(Data records)
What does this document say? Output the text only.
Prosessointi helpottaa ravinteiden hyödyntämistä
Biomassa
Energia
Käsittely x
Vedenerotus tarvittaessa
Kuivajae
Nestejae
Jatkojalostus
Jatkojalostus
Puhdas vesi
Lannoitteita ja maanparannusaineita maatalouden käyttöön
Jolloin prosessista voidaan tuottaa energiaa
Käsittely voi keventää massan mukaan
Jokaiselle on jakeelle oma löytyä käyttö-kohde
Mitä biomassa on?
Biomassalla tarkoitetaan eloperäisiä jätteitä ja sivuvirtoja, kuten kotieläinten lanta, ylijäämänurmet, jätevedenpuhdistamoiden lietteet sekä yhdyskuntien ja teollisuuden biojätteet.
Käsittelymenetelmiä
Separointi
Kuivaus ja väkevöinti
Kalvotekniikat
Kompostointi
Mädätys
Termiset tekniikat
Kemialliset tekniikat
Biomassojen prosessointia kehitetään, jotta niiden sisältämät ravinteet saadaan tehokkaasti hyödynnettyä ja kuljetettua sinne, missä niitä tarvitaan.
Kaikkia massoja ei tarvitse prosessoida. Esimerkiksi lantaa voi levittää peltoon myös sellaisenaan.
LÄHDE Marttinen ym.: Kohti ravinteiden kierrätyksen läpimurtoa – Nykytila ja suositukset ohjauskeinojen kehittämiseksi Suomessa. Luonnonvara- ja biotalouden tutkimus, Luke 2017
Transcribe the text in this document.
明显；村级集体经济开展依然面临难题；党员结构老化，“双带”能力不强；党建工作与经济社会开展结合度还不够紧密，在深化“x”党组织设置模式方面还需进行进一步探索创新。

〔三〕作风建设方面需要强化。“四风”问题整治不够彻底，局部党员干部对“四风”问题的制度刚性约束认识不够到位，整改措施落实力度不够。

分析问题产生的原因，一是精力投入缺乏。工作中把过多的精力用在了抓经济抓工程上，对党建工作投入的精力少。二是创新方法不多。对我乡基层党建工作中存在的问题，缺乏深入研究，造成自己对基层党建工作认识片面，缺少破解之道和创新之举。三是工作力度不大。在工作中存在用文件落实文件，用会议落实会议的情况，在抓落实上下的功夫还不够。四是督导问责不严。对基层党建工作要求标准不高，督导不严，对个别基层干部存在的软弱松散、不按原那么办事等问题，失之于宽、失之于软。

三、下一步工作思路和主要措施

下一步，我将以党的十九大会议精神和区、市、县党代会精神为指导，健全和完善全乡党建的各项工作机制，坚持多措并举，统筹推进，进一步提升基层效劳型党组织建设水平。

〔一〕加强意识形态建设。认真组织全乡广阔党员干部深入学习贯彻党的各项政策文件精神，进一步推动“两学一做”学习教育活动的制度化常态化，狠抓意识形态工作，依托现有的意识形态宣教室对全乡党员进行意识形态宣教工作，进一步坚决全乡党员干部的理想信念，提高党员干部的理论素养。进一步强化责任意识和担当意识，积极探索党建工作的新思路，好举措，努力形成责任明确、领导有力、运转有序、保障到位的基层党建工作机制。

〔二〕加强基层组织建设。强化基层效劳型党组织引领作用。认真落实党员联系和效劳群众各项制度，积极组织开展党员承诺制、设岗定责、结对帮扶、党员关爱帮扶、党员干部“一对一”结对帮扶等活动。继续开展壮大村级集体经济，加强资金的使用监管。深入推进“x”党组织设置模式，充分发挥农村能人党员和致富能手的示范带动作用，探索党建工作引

» **WORK REQUIRED**: Show every line of the listing in which the string "ravinteiden" can be found.

» **SOLUTION TO THIS EXERCISE**:
Prosessointi helpottaa ravinteiden hyödyntämistä
LÄHDE Marttinen ym.: Kohti ravinteiden kierrätyksen läpimurtoa – Nykytila ja suositukset ohjauskeinojen kehittämiseksi Suomessa. Luonnonvara- ja biotalouden tutkimus, Luke 2017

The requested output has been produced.